[Data entries]

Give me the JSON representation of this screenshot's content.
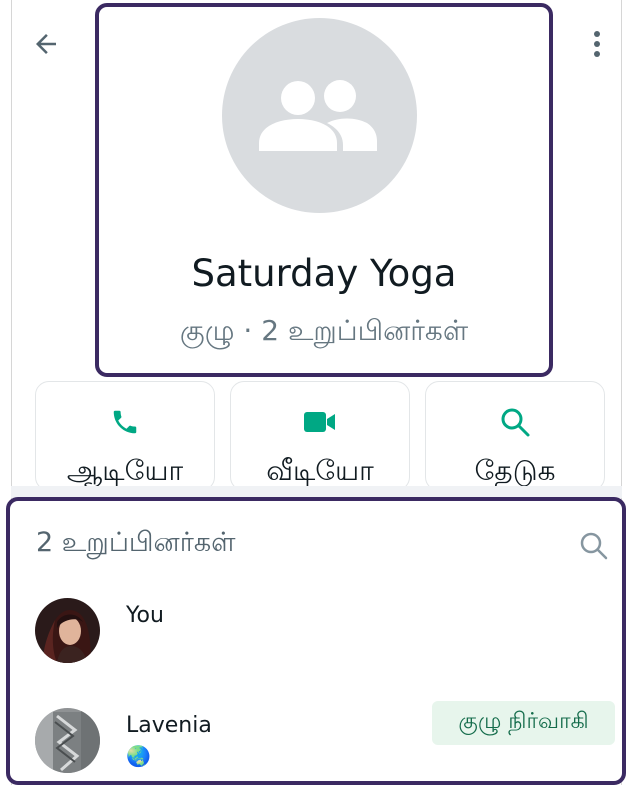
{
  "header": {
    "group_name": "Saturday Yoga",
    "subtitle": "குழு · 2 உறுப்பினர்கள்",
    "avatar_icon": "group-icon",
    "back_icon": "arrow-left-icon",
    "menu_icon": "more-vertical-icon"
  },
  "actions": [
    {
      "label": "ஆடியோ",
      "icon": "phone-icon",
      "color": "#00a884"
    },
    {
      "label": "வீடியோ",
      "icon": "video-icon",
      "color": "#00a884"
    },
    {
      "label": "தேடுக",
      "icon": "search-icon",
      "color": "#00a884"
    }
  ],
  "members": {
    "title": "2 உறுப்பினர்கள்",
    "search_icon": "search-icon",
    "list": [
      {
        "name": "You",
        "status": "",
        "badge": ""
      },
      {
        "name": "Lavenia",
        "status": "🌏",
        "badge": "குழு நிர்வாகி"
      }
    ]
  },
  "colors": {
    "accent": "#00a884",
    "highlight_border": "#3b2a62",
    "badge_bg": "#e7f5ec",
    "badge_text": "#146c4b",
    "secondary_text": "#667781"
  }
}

---

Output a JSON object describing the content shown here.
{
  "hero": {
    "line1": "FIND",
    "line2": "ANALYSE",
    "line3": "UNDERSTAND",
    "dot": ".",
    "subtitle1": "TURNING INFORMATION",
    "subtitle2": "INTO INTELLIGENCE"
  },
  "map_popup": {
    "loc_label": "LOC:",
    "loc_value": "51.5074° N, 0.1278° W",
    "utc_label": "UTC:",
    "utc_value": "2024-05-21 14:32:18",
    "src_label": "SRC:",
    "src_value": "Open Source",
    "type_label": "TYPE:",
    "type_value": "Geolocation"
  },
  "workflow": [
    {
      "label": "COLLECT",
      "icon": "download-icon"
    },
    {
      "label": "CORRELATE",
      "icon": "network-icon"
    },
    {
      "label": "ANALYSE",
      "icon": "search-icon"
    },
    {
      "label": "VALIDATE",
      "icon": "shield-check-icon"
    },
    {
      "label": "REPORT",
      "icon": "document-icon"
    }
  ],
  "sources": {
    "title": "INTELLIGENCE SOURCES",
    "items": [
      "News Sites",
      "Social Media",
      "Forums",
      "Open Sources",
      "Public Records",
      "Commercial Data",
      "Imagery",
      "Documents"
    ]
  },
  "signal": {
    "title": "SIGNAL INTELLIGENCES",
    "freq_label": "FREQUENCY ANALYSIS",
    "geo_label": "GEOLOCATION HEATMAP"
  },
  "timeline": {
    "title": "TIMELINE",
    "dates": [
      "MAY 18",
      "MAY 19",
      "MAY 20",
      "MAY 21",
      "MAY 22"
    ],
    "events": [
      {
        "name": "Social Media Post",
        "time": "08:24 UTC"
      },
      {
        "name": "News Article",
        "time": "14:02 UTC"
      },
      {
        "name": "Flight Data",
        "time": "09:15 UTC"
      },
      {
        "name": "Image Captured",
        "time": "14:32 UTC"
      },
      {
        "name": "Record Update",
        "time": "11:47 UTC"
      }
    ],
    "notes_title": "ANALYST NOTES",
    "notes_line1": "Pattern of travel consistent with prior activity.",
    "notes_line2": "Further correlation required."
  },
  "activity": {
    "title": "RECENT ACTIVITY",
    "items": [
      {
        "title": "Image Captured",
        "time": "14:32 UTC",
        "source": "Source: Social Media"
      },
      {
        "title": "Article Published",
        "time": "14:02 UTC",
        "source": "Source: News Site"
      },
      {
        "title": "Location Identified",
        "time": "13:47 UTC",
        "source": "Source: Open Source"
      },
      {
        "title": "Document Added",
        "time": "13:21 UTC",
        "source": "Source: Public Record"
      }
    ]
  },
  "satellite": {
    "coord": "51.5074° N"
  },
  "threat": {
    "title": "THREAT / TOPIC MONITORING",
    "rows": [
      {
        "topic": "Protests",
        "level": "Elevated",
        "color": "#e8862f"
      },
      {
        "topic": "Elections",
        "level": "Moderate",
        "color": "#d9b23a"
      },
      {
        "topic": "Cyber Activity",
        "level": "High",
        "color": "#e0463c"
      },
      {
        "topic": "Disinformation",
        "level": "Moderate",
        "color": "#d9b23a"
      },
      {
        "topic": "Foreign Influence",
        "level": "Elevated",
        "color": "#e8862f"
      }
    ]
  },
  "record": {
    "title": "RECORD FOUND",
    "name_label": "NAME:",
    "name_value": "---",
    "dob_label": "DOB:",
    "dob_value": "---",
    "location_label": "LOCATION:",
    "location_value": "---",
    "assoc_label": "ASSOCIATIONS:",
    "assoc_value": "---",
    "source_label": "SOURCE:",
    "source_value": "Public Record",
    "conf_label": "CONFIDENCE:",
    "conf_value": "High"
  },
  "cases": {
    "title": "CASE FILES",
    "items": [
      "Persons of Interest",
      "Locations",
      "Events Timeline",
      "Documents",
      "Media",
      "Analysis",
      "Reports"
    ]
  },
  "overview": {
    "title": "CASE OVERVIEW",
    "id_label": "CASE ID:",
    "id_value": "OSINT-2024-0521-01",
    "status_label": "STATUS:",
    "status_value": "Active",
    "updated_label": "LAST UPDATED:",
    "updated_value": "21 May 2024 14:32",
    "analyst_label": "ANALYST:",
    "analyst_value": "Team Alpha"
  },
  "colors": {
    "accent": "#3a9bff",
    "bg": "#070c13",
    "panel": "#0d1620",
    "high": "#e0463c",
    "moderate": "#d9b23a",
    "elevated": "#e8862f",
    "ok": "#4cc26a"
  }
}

• _Exercise brief_: From the records above, pick out and copy each line holding the word "Open".

• _Output of the task_:
    "src_value": "Open Source",
      "Open Sources",
        "source": "Source: Open Source"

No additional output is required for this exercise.